## [EXTRACTED ENTRIES]
....
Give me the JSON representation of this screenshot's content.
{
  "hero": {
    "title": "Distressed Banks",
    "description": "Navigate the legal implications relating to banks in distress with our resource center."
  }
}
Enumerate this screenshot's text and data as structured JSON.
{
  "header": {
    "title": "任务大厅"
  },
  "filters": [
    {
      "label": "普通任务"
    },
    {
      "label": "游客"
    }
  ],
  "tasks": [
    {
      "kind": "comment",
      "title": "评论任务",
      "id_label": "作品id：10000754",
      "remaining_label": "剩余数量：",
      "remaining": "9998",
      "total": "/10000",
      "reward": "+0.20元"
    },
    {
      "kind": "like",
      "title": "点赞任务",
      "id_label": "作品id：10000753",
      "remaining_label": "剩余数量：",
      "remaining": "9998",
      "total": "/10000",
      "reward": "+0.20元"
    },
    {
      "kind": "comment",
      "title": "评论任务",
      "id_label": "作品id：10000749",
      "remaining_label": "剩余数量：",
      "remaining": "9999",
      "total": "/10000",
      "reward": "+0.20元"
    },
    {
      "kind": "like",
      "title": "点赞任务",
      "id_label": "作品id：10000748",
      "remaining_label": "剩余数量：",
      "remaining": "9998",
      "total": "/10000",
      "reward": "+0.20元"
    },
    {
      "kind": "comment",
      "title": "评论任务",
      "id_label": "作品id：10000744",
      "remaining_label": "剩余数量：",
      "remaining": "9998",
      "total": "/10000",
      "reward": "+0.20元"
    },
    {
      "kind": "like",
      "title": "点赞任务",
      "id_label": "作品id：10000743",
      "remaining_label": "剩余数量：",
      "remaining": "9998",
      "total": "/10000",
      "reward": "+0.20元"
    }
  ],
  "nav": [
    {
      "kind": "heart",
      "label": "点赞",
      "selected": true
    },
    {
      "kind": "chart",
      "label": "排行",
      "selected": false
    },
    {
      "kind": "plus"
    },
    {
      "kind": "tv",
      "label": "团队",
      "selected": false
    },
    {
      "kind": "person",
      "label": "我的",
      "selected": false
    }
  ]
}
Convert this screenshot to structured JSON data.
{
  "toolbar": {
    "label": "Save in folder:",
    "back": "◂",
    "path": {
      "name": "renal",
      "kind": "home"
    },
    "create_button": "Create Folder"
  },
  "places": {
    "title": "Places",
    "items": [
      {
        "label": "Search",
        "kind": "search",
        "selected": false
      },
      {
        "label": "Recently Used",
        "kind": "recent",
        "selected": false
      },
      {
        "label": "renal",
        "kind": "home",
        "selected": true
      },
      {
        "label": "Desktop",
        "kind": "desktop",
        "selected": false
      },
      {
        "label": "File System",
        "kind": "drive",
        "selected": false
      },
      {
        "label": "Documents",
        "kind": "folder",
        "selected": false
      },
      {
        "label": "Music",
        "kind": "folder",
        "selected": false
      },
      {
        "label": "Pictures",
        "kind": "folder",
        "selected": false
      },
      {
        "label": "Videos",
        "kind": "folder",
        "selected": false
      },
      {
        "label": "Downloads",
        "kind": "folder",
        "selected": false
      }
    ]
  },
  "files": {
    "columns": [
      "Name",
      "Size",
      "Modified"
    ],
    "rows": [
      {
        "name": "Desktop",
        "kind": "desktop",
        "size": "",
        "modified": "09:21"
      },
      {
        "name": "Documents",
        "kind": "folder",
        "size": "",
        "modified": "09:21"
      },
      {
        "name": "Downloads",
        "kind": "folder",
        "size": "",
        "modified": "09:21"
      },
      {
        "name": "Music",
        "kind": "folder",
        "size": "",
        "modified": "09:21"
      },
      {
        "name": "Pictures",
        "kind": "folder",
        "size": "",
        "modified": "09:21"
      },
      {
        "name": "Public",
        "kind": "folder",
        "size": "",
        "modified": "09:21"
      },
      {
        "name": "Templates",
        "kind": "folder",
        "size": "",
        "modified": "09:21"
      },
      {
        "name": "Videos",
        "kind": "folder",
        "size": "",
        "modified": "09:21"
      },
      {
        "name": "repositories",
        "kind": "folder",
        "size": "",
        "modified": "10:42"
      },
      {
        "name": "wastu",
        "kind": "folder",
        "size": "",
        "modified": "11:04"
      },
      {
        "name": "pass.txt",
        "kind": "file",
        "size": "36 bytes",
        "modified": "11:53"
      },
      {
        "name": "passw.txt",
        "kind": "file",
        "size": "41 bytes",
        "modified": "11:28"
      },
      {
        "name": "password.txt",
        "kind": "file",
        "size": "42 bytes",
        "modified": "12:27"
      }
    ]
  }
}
....
## [WHAT IS ASKED]
Reproduce every record above exactly as it appears.

## [EXERCISE SOLUTION]
Give me the JSON representation of this screenshot's content.
{
  "hero": {
    "title": "Distressed Banks",
    "description": "Navigate the legal implications relating to banks in distress with our resource center."
  }
}
Enumerate this screenshot's text and data as structured JSON.
{
  "header": {
    "title": "任务大厅"
  },
  "filters": [
    {
      "label": "普通任务"
    },
    {
      "label": "游客"
    }
  ],
  "tasks": [
    {
      "kind": "comment",
      "title": "评论任务",
      "id_label": "作品id：10000754",
      "remaining_label": "剩余数量：",
      "remaining": "9998",
      "total": "/10000",
      "reward": "+0.20元"
    },
    {
      "kind": "like",
      "title": "点赞任务",
      "id_label": "作品id：10000753",
      "remaining_label": "剩余数量：",
      "remaining": "9998",
      "total": "/10000",
      "reward": "+0.20元"
    },
    {
      "kind": "comment",
      "title": "评论任务",
      "id_label": "作品id：10000749",
      "remaining_label": "剩余数量：",
      "remaining": "9999",
      "total": "/10000",
      "reward": "+0.20元"
    },
    {
      "kind": "like",
      "title": "点赞任务",
      "id_label": "作品id：10000748",
      "remaining_label": "剩余数量：",
      "remaining": "9998",
      "total": "/10000",
      "reward": "+0.20元"
    },
    {
      "kind": "comment",
      "title": "评论任务",
      "id_label": "作品id：10000744",
      "remaining_label": "剩余数量：",
      "remaining": "9998",
      "total": "/10000",
      "reward": "+0.20元"
    },
    {
      "kind": "like",
      "title": "点赞任务",
      "id_label": "作品id：10000743",
      "remaining_label": "剩余数量：",
      "remaining": "9998",
      "total": "/10000",
      "reward": "+0.20元"
    }
  ],
  "nav": [
    {
      "kind": "heart",
      "label": "点赞",
      "selected": true
    },
    {
      "kind": "chart",
      "label": "排行",
      "selected": false
    },
    {
      "kind": "plus"
    },
    {
      "kind": "tv",
      "label": "团队",
      "selected": false
    },
    {
      "kind": "person",
      "label": "我的",
      "selected": false
    }
  ]
}
Convert this screenshot to structured JSON data.
{
  "toolbar": {
    "label": "Save in folder:",
    "back": "◂",
    "path": {
      "name": "renal",
      "kind": "home"
    },
    "create_button": "Create Folder"
  },
  "places": {
    "title": "Places",
    "items": [
      {
        "label": "Search",
        "kind": "search",
        "selected": false
      },
      {
        "label": "Recently Used",
        "kind": "recent",
        "selected": false
      },
      {
        "label": "renal",
        "kind": "home",
        "selected": true
      },
      {
        "label": "Desktop",
        "kind": "desktop",
        "selected": false
      },
      {
        "label": "File System",
        "kind": "drive",
        "selected": false
      },
      {
        "label": "Documents",
        "kind": "folder",
        "selected": false
      },
      {
        "label": "Music",
        "kind": "folder",
        "selected": false
      },
      {
        "label": "Pictures",
        "kind": "folder",
        "selected": false
      },
      {
        "label": "Videos",
        "kind": "folder",
        "selected": false
      },
      {
        "label": "Downloads",
        "kind": "folder",
        "selected": false
      }
    ]
  },
  "files": {
    "columns": [
      "Name",
      "Size",
      "Modified"
    ],
    "rows": [
      {
        "name": "Desktop",
        "kind": "desktop",
        "size": "",
        "modified": "09:21"
      },
      {
        "name": "Documents",
        "kind": "folder",
        "size": "",
        "modified": "09:21"
      },
      {
        "name": "Downloads",
        "kind": "folder",
        "size": "",
        "modified": "09:21"
      },
      {
        "name": "Music",
        "kind": "folder",
        "size": "",
        "modified": "09:21"
      },
      {
        "name": "Pictures",
        "kind": "folder",
        "size": "",
        "modified": "09:21"
      },
      {
        "name": "Public",
        "kind": "folder",
        "size": "",
        "modified": "09:21"
      },
      {
        "name": "Templates",
        "kind": "folder",
        "size": "",
        "modified": "09:21"
      },
      {
        "name": "Videos",
        "kind": "folder",
        "size": "",
        "modified": "09:21"
      },
      {
        "name": "repositories",
        "kind": "folder",
        "size": "",
        "modified": "10:42"
      },
      {
        "name": "wastu",
        "kind": "folder",
        "size": "",
        "modified": "11:04"
      },
      {
        "name": "pass.txt",
        "kind": "file",
        "size": "36 bytes",
        "modified": "11:53"
      },
      {
        "name": "passw.txt",
        "kind": "file",
        "size": "41 bytes",
        "modified": "11:28"
      },
      {
        "name": "password.txt",
        "kind": "file",
        "size": "42 bytes",
        "modified": "12:27"
      }
    ]
  }
}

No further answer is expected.